━━ DOCUMENT SECTION ━━

David Pflugi (formerly active as Dave) is a Swiss artist whose highly unusual style of art has garnered him international attention. Notable works include the "Victory Works", five works of art he created for the FIFA football world cups of 1998, 2002, 2006, 2010 and 2014 in collaboration with FIFA, all of which were signed by the players of both finalist teams participating in each cup final.

He again received international media attention in 2009 for two performances he held at the Acropolis in Athens, Greece 
and at the Brandenburg Gate in Berlin, Germany. In Frankfurt, he is known as the creator of the artwork "Space of Time" which is a permanent architectural feature of the main entrance to the Commerzbank Tower.

━━━

§ **TASK DIRECTIONS**
In the passage on David Pflugi, which of his artworks is a permanent architectural feature of the Commerzbank Tower's main entrance?

━━ DATA BLOCK ━━

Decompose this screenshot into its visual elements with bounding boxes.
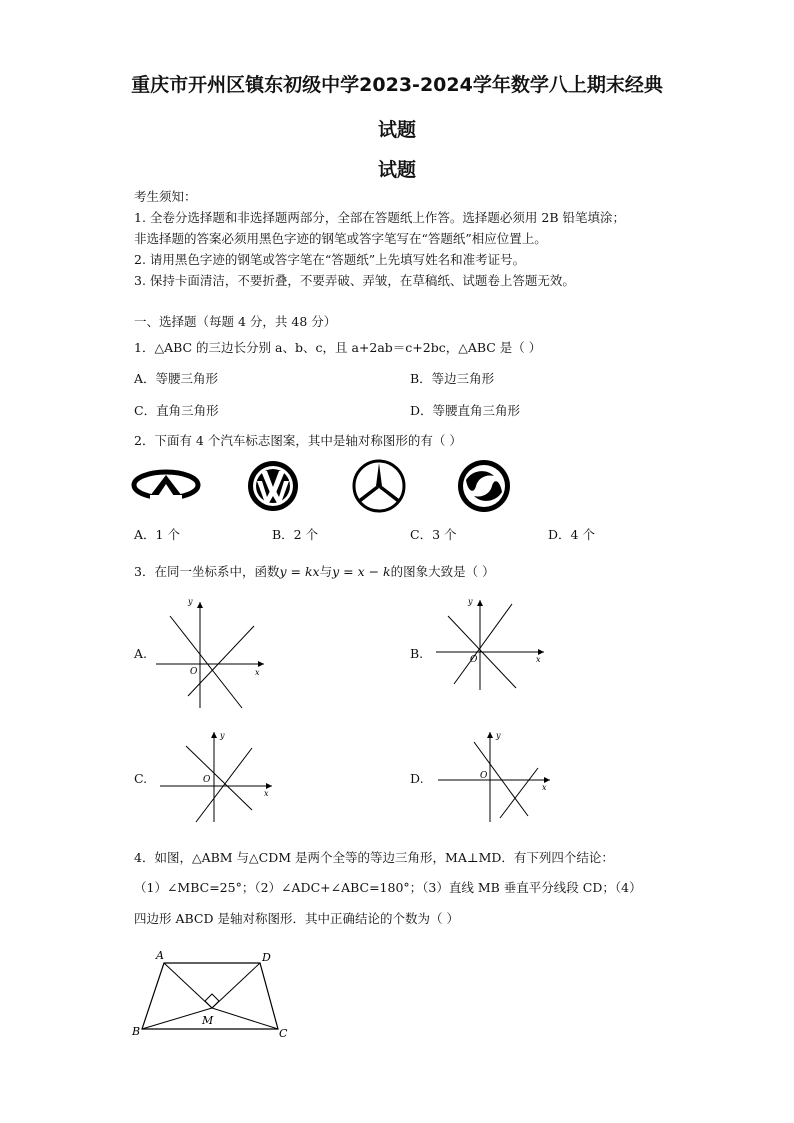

━━━

§ **COMPLETE RESPONSE**
"Space of Time"